- [RECORD SET]:
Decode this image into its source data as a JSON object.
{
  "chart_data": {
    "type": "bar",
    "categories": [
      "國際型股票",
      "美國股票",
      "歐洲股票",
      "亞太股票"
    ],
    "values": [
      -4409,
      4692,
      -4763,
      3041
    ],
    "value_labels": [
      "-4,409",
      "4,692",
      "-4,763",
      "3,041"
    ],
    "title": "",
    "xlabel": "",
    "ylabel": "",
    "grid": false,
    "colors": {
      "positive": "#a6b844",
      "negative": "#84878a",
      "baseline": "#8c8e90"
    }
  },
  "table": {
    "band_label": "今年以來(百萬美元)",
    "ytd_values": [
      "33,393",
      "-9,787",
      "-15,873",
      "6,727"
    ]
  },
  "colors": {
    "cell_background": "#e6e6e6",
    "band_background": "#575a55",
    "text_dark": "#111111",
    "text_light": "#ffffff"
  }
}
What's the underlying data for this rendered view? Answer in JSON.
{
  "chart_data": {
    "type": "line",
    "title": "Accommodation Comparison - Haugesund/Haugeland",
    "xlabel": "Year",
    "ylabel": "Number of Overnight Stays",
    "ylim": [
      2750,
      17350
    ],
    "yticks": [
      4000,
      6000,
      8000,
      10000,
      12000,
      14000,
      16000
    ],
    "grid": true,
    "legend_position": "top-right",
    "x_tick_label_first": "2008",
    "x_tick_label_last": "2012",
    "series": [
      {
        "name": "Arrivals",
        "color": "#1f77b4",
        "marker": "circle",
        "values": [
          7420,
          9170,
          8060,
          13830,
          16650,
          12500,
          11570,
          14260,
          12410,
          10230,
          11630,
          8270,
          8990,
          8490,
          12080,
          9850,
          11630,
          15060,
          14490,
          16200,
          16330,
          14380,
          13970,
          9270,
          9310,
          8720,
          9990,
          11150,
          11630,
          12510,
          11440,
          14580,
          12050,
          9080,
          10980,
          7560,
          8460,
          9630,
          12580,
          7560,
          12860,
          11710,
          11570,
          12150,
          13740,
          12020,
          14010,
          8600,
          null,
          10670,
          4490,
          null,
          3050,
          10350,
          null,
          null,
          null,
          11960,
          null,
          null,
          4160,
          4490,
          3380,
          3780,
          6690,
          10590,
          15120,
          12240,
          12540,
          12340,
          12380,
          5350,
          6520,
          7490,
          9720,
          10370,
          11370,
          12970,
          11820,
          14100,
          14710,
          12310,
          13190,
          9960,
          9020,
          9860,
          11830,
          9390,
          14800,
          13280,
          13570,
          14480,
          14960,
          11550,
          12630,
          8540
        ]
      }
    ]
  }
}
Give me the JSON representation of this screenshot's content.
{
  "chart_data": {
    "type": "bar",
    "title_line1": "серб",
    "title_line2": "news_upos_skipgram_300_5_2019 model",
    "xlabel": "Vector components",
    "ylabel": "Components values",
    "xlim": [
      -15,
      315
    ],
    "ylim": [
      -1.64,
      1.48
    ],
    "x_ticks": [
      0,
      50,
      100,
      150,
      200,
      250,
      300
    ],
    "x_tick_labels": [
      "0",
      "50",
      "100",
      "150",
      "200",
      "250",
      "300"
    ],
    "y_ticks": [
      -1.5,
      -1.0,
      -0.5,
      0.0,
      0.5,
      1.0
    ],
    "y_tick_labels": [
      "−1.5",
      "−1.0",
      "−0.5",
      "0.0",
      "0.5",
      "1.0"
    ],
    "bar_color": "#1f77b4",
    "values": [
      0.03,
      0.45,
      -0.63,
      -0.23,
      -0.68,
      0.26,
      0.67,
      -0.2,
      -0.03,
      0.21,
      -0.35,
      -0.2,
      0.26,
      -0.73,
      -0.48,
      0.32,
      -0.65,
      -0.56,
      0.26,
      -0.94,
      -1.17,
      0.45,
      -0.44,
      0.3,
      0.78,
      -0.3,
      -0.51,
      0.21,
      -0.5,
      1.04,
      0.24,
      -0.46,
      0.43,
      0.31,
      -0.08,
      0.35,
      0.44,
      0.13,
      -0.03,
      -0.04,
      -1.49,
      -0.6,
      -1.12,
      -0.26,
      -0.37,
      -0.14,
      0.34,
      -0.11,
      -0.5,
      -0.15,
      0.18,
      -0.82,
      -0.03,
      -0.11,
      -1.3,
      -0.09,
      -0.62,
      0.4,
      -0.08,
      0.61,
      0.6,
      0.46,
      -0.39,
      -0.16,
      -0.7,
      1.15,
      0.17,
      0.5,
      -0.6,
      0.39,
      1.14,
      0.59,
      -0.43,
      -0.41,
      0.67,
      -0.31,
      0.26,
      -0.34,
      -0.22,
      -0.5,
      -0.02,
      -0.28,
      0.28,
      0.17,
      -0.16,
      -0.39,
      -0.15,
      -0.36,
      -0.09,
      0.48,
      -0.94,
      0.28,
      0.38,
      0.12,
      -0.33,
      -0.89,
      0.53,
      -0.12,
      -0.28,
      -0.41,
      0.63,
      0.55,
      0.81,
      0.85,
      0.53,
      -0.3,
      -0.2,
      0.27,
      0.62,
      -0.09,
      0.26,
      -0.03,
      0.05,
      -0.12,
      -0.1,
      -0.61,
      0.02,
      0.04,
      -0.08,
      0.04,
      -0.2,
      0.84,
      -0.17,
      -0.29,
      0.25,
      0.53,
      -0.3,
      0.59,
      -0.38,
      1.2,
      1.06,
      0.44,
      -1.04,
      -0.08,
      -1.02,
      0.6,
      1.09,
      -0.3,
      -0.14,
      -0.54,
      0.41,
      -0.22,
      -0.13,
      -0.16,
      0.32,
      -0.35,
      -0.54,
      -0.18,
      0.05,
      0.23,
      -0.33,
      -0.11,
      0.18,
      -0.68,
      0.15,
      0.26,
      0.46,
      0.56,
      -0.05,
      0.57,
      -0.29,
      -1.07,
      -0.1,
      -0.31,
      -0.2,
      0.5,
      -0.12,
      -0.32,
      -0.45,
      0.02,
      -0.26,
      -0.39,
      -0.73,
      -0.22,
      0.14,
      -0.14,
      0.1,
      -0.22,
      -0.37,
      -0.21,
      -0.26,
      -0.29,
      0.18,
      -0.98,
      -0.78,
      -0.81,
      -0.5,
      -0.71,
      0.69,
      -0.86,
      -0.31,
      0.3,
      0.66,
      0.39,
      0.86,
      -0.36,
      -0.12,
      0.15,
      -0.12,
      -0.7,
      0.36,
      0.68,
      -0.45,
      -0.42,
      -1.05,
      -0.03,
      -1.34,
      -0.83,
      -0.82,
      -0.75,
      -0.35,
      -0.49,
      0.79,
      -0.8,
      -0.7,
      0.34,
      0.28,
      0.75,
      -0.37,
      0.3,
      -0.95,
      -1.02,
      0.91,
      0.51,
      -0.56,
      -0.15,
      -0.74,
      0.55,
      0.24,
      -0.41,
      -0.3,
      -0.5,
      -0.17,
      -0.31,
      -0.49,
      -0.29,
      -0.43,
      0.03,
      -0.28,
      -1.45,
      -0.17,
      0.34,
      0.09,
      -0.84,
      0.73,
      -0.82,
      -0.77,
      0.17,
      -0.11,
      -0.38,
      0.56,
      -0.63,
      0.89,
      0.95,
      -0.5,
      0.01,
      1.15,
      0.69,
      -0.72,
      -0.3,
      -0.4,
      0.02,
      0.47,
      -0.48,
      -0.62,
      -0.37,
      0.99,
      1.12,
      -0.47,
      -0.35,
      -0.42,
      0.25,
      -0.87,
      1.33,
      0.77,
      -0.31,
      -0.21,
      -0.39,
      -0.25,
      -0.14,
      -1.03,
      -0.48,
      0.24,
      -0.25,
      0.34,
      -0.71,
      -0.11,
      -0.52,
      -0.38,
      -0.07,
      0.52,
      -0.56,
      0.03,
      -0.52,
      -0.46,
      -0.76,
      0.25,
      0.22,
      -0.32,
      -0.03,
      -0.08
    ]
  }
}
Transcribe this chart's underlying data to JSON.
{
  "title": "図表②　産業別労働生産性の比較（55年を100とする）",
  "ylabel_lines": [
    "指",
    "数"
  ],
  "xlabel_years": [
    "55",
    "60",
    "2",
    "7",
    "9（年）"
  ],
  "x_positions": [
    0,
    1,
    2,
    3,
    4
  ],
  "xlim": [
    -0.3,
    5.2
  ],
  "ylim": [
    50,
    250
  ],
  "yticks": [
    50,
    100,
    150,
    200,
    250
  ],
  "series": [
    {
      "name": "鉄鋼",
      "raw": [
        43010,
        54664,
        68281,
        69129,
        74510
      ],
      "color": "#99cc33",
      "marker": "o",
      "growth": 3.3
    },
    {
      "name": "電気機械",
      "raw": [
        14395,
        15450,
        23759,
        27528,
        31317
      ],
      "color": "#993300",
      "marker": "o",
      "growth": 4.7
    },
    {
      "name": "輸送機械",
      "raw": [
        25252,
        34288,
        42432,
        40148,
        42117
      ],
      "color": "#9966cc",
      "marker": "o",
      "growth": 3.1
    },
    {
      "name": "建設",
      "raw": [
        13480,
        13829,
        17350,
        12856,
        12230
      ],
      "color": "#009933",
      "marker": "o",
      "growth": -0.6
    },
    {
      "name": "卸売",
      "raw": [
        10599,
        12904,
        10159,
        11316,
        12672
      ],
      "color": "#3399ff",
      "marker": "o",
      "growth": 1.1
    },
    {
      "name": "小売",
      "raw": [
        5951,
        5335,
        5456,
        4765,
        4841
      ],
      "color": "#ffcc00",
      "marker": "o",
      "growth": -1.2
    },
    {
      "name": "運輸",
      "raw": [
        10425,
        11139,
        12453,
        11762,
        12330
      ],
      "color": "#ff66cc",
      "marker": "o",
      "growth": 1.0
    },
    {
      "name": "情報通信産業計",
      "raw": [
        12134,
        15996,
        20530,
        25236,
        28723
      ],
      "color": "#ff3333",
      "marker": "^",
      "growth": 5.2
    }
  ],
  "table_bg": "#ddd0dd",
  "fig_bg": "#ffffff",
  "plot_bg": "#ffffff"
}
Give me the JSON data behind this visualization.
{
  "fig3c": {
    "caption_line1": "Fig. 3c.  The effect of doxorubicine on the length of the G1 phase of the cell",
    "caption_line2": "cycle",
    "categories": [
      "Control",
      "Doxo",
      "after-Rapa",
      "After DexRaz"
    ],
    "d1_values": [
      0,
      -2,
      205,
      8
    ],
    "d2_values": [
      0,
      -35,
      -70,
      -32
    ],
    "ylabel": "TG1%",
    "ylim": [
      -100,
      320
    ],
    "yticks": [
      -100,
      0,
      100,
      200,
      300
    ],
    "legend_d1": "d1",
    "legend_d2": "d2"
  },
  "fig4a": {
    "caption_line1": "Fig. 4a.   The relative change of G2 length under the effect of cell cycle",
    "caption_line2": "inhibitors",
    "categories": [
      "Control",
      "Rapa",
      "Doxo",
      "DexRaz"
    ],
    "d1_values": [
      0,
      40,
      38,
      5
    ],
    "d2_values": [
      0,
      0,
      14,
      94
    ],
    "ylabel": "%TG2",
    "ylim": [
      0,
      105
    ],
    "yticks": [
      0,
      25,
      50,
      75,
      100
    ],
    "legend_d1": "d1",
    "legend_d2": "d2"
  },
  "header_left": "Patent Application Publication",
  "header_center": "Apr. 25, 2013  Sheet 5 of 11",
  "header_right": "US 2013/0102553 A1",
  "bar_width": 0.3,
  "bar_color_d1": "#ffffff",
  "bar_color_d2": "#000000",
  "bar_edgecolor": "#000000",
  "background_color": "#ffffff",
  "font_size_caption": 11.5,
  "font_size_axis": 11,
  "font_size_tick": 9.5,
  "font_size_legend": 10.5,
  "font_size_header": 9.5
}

- [WHAT TO WORK ON]: Copy out every line from the one containing "Give me the JSON data" to the end of the material, both ends included.

- [FINISHED ANSWER]:
Give me the JSON data behind this visualization.
{
  "fig3c": {
    "caption_line1": "Fig. 3c.  The effect of doxorubicine on the length of the G1 phase of the cell",
    "caption_line2": "cycle",
    "categories": [
      "Control",
      "Doxo",
      "after-Rapa",
      "After DexRaz"
    ],
    "d1_values": [
      0,
      -2,
      205,
      8
    ],
    "d2_values": [
      0,
      -35,
      -70,
      -32
    ],
    "ylabel": "TG1%",
    "ylim": [
      -100,
      320
    ],
    "yticks": [
      -100,
      0,
      100,
      200,
      300
    ],
    "legend_d1": "d1",
    "legend_d2": "d2"
  },
  "fig4a": {
    "caption_line1": "Fig. 4a.   The relative change of G2 length under the effect of cell cycle",
    "caption_line2": "inhibitors",
    "categories": [
      "Control",
      "Rapa",
      "Doxo",
      "DexRaz"
    ],
    "d1_values": [
      0,
      40,
      38,
      5
    ],
    "d2_values": [
      0,
      0,
      14,
      94
    ],
    "ylabel": "%TG2",
    "ylim": [
      0,
      105
    ],
    "yticks": [
      0,
      25,
      50,
      75,
      100
    ],
    "legend_d1": "d1",
    "legend_d2": "d2"
  },
  "header_left": "Patent Application Publication",
  "header_center": "Apr. 25, 2013  Sheet 5 of 11",
  "header_right": "US 2013/0102553 A1",
  "bar_width": 0.3,
  "bar_color_d1": "#ffffff",
  "bar_color_d2": "#000000",
  "bar_edgecolor": "#000000",
  "background_color": "#ffffff",
  "font_size_caption": 11.5,
  "font_size_axis": 11,
  "font_size_tick": 9.5,
  "font_size_legend": 10.5,
  "font_size_header": 9.5
}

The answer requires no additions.